_Collected data_:

==================================================

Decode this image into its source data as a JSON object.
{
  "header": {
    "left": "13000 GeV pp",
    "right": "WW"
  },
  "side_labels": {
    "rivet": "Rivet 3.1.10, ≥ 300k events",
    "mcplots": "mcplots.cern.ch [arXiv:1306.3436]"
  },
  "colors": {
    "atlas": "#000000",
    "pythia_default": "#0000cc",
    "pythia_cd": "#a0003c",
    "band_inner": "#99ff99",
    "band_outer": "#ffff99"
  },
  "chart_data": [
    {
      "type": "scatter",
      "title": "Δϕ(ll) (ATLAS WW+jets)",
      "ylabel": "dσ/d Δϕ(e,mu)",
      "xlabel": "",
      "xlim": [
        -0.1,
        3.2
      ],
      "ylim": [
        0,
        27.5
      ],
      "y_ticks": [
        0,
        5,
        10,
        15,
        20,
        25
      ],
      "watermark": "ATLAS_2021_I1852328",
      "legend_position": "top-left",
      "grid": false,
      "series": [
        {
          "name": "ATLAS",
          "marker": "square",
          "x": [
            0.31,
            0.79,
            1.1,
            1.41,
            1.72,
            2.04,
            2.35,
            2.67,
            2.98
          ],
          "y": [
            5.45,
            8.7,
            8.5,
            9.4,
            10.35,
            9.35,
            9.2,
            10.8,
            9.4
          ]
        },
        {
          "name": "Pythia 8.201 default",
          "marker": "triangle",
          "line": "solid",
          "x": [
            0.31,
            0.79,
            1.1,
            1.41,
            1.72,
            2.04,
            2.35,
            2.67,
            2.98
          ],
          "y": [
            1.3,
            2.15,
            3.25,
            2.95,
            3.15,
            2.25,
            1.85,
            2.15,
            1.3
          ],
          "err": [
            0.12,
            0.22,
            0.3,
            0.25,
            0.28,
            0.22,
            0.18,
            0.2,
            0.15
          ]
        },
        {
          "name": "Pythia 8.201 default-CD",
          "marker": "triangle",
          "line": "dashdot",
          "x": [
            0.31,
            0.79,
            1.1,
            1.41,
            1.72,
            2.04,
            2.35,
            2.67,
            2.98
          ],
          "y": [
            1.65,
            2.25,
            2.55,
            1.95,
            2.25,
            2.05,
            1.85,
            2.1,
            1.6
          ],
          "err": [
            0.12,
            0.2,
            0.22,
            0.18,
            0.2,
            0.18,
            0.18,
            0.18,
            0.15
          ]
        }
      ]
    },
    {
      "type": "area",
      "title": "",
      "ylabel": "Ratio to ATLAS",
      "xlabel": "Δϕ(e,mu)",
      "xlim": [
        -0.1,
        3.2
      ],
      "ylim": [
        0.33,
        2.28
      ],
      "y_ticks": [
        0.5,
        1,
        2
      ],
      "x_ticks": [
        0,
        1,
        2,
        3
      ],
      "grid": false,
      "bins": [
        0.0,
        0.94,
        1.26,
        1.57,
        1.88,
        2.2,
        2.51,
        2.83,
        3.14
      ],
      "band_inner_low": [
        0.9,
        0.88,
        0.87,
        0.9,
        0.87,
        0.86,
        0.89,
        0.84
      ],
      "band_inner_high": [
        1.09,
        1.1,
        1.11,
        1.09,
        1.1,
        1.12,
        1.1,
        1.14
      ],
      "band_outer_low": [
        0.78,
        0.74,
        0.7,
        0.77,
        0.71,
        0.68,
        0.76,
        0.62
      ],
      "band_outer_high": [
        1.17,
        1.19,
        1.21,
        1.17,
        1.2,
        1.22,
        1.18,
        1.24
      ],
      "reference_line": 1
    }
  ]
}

==================================================

_EXERCISE OBJECTIVE_: In full and verbatim, repeat the records given above.

_WRITTEN RESPONSE_:
Decode this image into its source data as a JSON object.
{
  "header": {
    "left": "13000 GeV pp",
    "right": "WW"
  },
  "side_labels": {
    "rivet": "Rivet 3.1.10, ≥ 300k events",
    "mcplots": "mcplots.cern.ch [arXiv:1306.3436]"
  },
  "colors": {
    "atlas": "#000000",
    "pythia_default": "#0000cc",
    "pythia_cd": "#a0003c",
    "band_inner": "#99ff99",
    "band_outer": "#ffff99"
  },
  "chart_data": [
    {
      "type": "scatter",
      "title": "Δϕ(ll) (ATLAS WW+jets)",
      "ylabel": "dσ/d Δϕ(e,mu)",
      "xlabel": "",
      "xlim": [
        -0.1,
        3.2
      ],
      "ylim": [
        0,
        27.5
      ],
      "y_ticks": [
        0,
        5,
        10,
        15,
        20,
        25
      ],
      "watermark": "ATLAS_2021_I1852328",
      "legend_position": "top-left",
      "grid": false,
      "series": [
        {
          "name": "ATLAS",
          "marker": "square",
          "x": [
            0.31,
            0.79,
            1.1,
            1.41,
            1.72,
            2.04,
            2.35,
            2.67,
            2.98
          ],
          "y": [
            5.45,
            8.7,
            8.5,
            9.4,
            10.35,
            9.35,
            9.2,
            10.8,
            9.4
          ]
        },
        {
          "name": "Pythia 8.201 default",
          "marker": "triangle",
          "line": "solid",
          "x": [
            0.31,
            0.79,
            1.1,
            1.41,
            1.72,
            2.04,
            2.35,
            2.67,
            2.98
          ],
          "y": [
            1.3,
            2.15,
            3.25,
            2.95,
            3.15,
            2.25,
            1.85,
            2.15,
            1.3
          ],
          "err": [
            0.12,
            0.22,
            0.3,
            0.25,
            0.28,
            0.22,
            0.18,
            0.2,
            0.15
          ]
        },
        {
          "name": "Pythia 8.201 default-CD",
          "marker": "triangle",
          "line": "dashdot",
          "x": [
            0.31,
            0.79,
            1.1,
            1.41,
            1.72,
            2.04,
            2.35,
            2.67,
            2.98
          ],
          "y": [
            1.65,
            2.25,
            2.55,
            1.95,
            2.25,
            2.05,
            1.85,
            2.1,
            1.6
          ],
          "err": [
            0.12,
            0.2,
            0.22,
            0.18,
            0.2,
            0.18,
            0.18,
            0.18,
            0.15
          ]
        }
      ]
    },
    {
      "type": "area",
      "title": "",
      "ylabel": "Ratio to ATLAS",
      "xlabel": "Δϕ(e,mu)",
      "xlim": [
        -0.1,
        3.2
      ],
      "ylim": [
        0.33,
        2.28
      ],
      "y_ticks": [
        0.5,
        1,
        2
      ],
      "x_ticks": [
        0,
        1,
        2,
        3
      ],
      "grid": false,
      "bins": [
        0.0,
        0.94,
        1.26,
        1.57,
        1.88,
        2.2,
        2.51,
        2.83,
        3.14
      ],
      "band_inner_low": [
        0.9,
        0.88,
        0.87,
        0.9,
        0.87,
        0.86,
        0.89,
        0.84
      ],
      "band_inner_high": [
        1.09,
        1.1,
        1.11,
        1.09,
        1.1,
        1.12,
        1.1,
        1.14
      ],
      "band_outer_low": [
        0.78,
        0.74,
        0.7,
        0.77,
        0.71,
        0.68,
        0.76,
        0.62
      ],
      "band_outer_high": [
        1.17,
        1.19,
        1.21,
        1.17,
        1.2,
        1.22,
        1.18,
        1.24
      ],
      "reference_line": 1
    }
  ]
}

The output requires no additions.